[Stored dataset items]
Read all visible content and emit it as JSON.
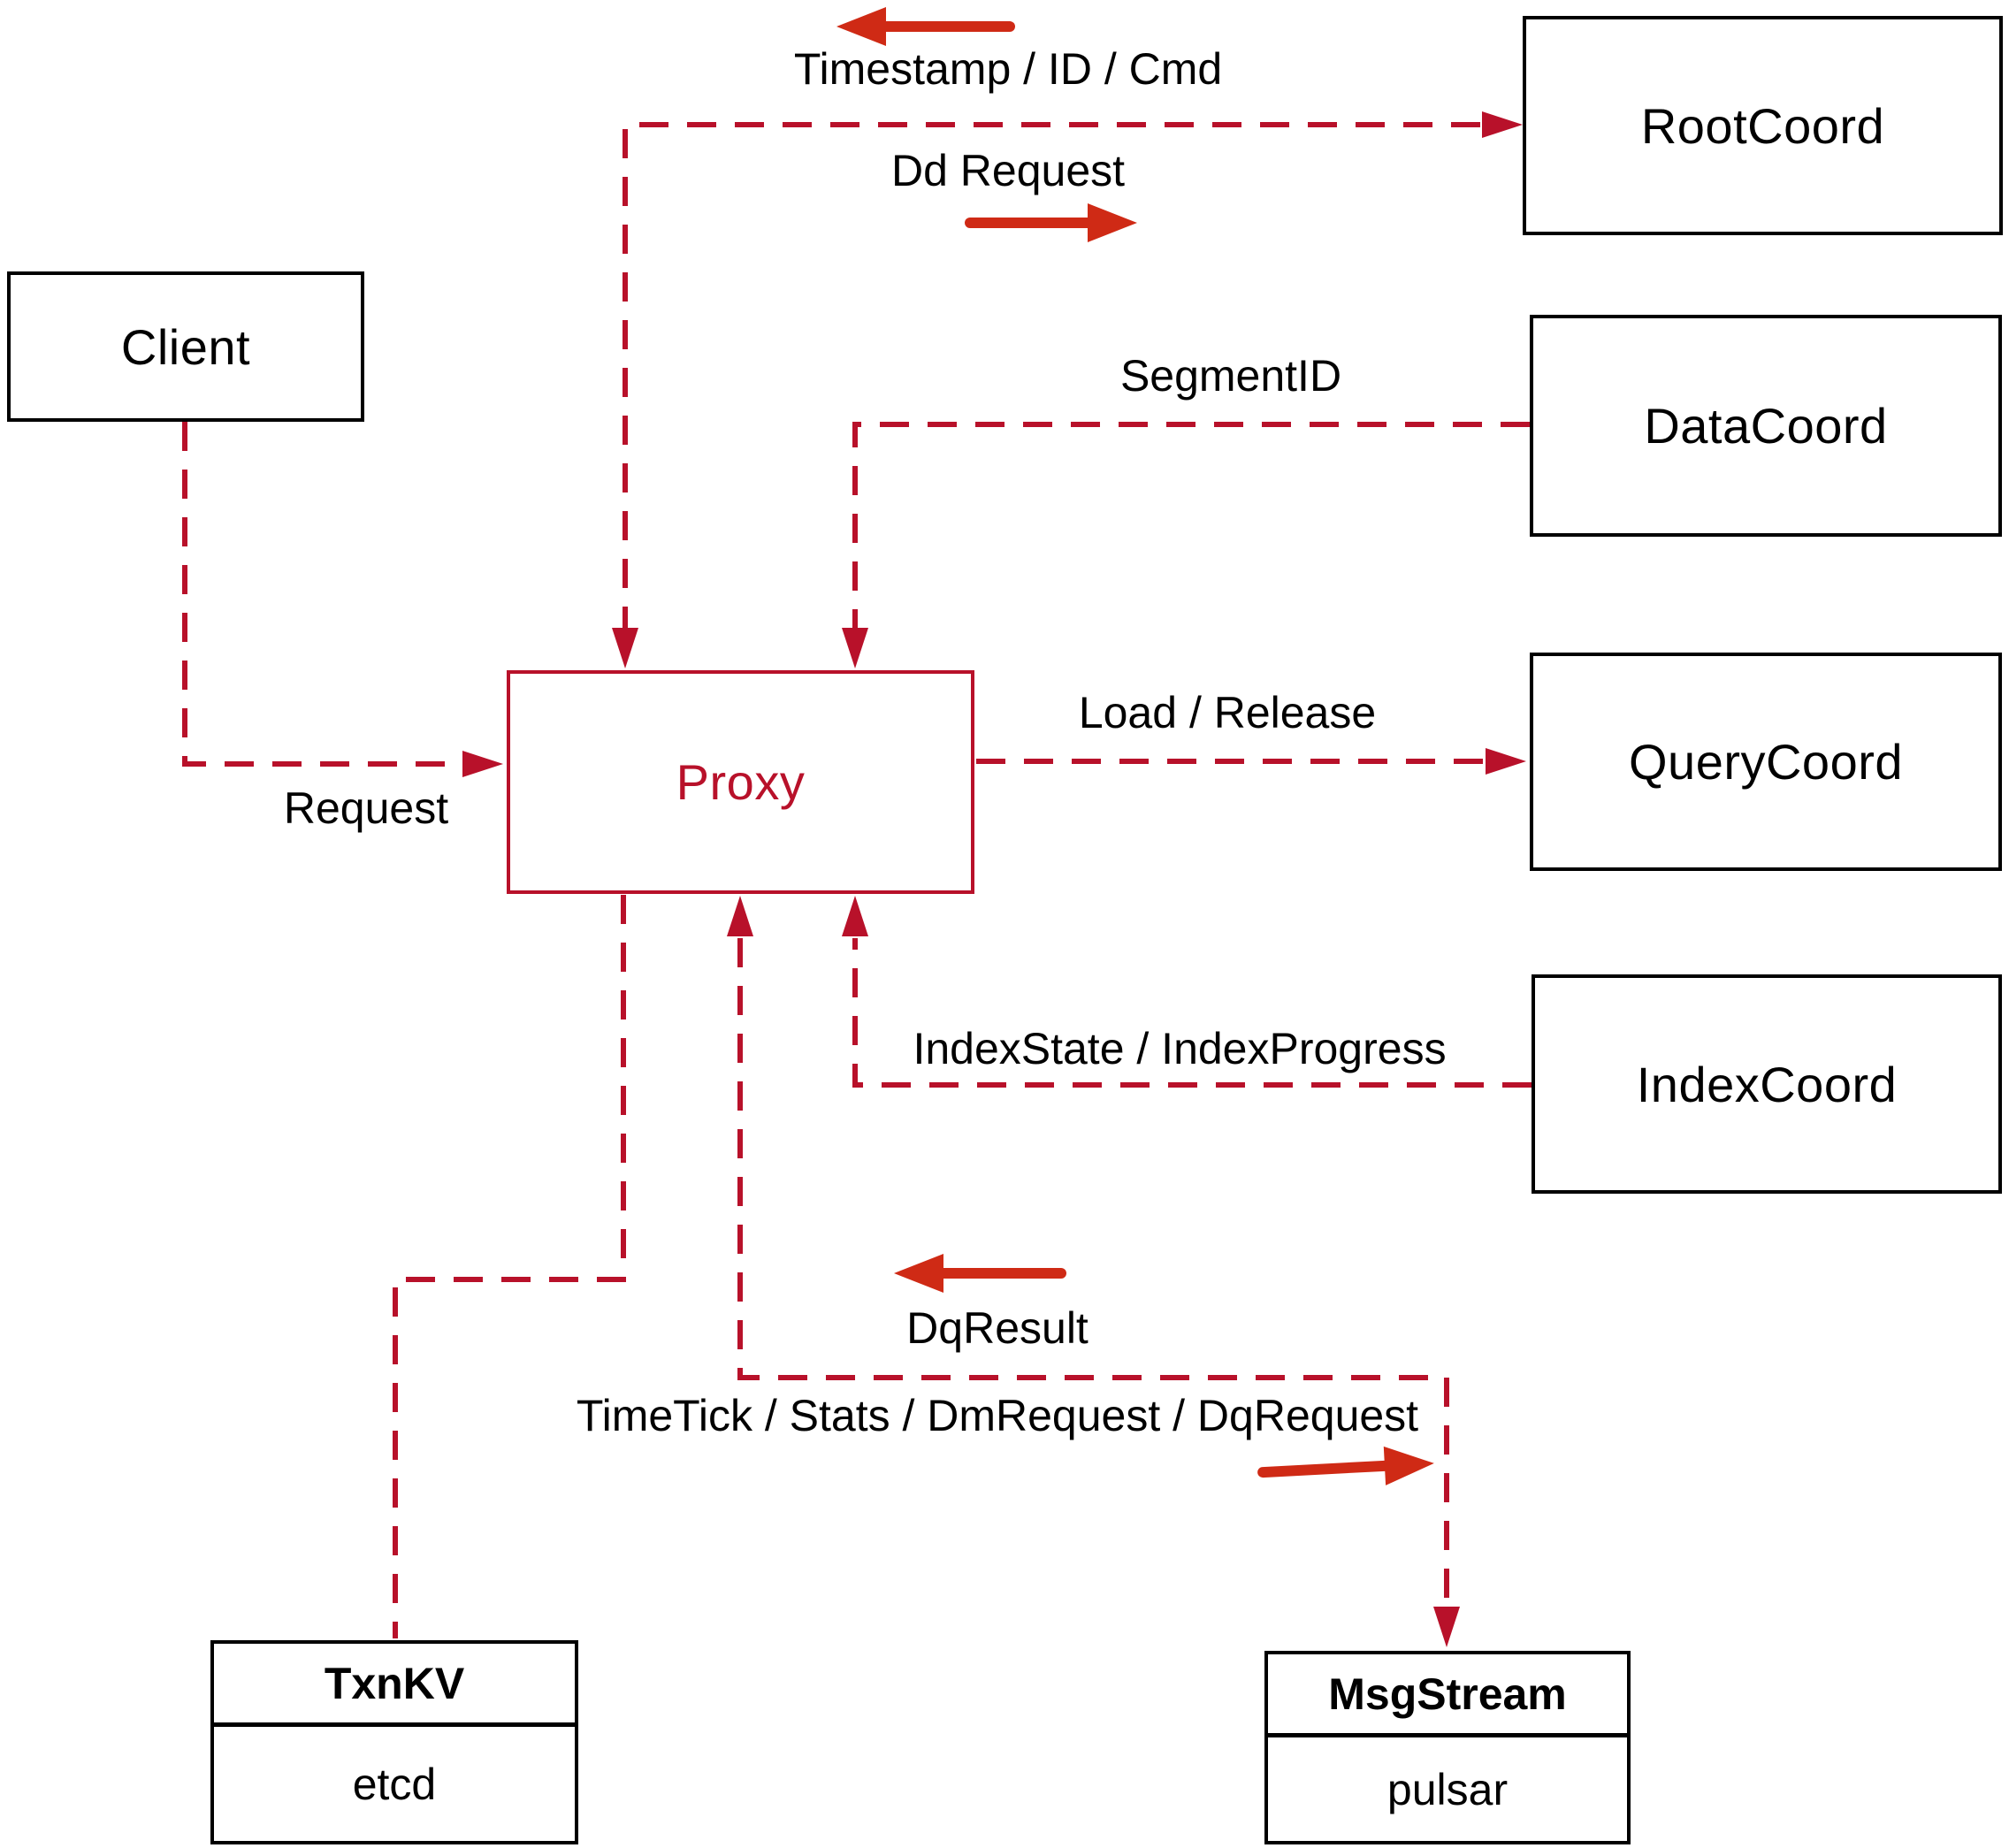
{
  "nodes": {
    "client": {
      "label": "Client"
    },
    "proxy": {
      "label": "Proxy"
    },
    "root_coord": {
      "label": "RootCoord"
    },
    "data_coord": {
      "label": "DataCoord"
    },
    "query_coord": {
      "label": "QueryCoord"
    },
    "index_coord": {
      "label": "IndexCoord"
    },
    "txn_kv": {
      "title": "TxnKV",
      "impl": "etcd"
    },
    "msg_stream": {
      "title": "MsgStream",
      "impl": "pulsar"
    }
  },
  "edges": {
    "root_coord_response": "Timestamp / ID / Cmd",
    "dd_request": "Dd Request",
    "segment_id": "SegmentID",
    "load_release": "Load / Release",
    "index_state": "IndexState / IndexProgress",
    "client_request": "Request",
    "dq_result": "DqResult",
    "msg_stream_messages": "TimeTick / Stats / DmRequest / DqRequest"
  },
  "colors": {
    "connector_red": "#b8112a",
    "arrow_red": "#cf2a15",
    "box_border_black": "#000000",
    "text_black": "#000000",
    "background": "#ffffff"
  }
}
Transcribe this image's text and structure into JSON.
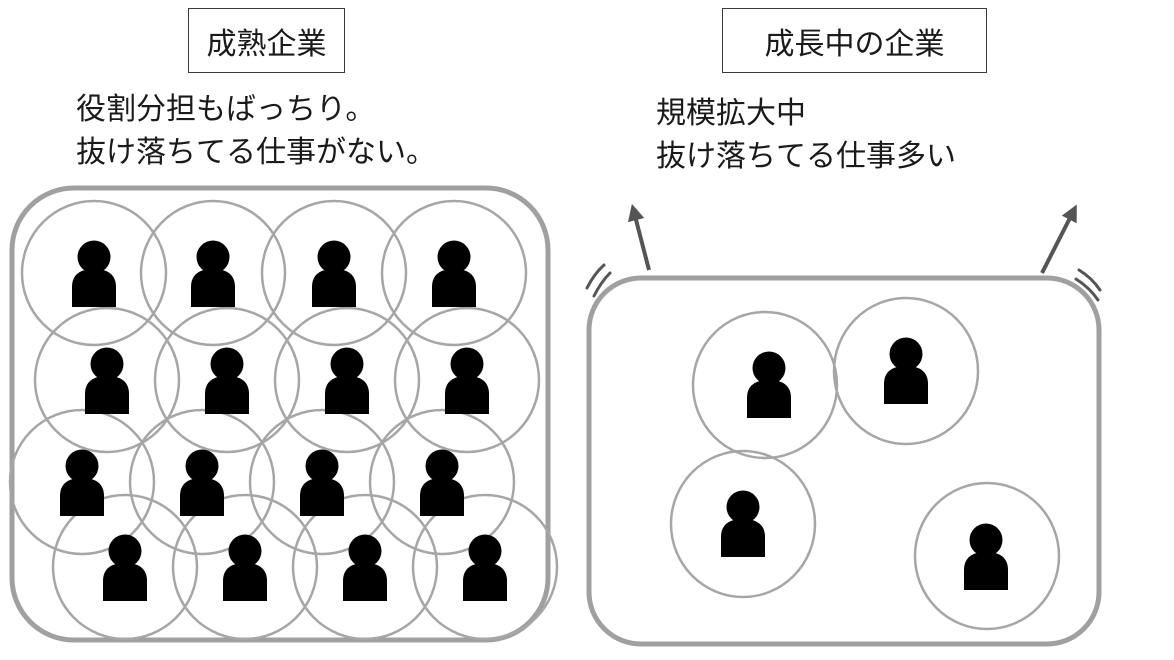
{
  "left_panel": {
    "title": "成熟企業",
    "description_lines": [
      "役割分担もばっちり。",
      "抜け落ちてる仕事がない。"
    ],
    "people_count": 16,
    "rows": 4,
    "people_per_row": 4
  },
  "right_panel": {
    "title": "成長中の企業",
    "description_lines": [
      "規模拡大中",
      "抜け落ちてる仕事多い"
    ],
    "people_count": 4,
    "expansion_arrows": 2,
    "vibration_marks": 2
  },
  "colors": {
    "container_stroke": "#a0a0a0",
    "circle_stroke": "#a6a6a6",
    "person_fill": "#000000",
    "arrow": "#555555",
    "text": "#1a1a1a"
  }
}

→ WHAT THE EXERCISE ASKS:
Extract, word for word, every line from the one holding "Transcribe this image's" through the closing line of the data above. Do not include any pictures.

→ WRITTEN RESPONSE:
Transcribe this image's text and structure into JSON.
{
  "left_panel": {
    "title": "成熟企業",
    "description_lines": [
      "役割分担もばっちり。",
      "抜け落ちてる仕事がない。"
    ],
    "people_count": 16,
    "rows": 4,
    "people_per_row": 4
  },
  "right_panel": {
    "title": "成長中の企業",
    "description_lines": [
      "規模拡大中",
      "抜け落ちてる仕事多い"
    ],
    "people_count": 4,
    "expansion_arrows": 2,
    "vibration_marks": 2
  },
  "colors": {
    "container_stroke": "#a0a0a0",
    "circle_stroke": "#a6a6a6",
    "person_fill": "#000000",
    "arrow": "#555555",
    "text": "#1a1a1a"
  }
}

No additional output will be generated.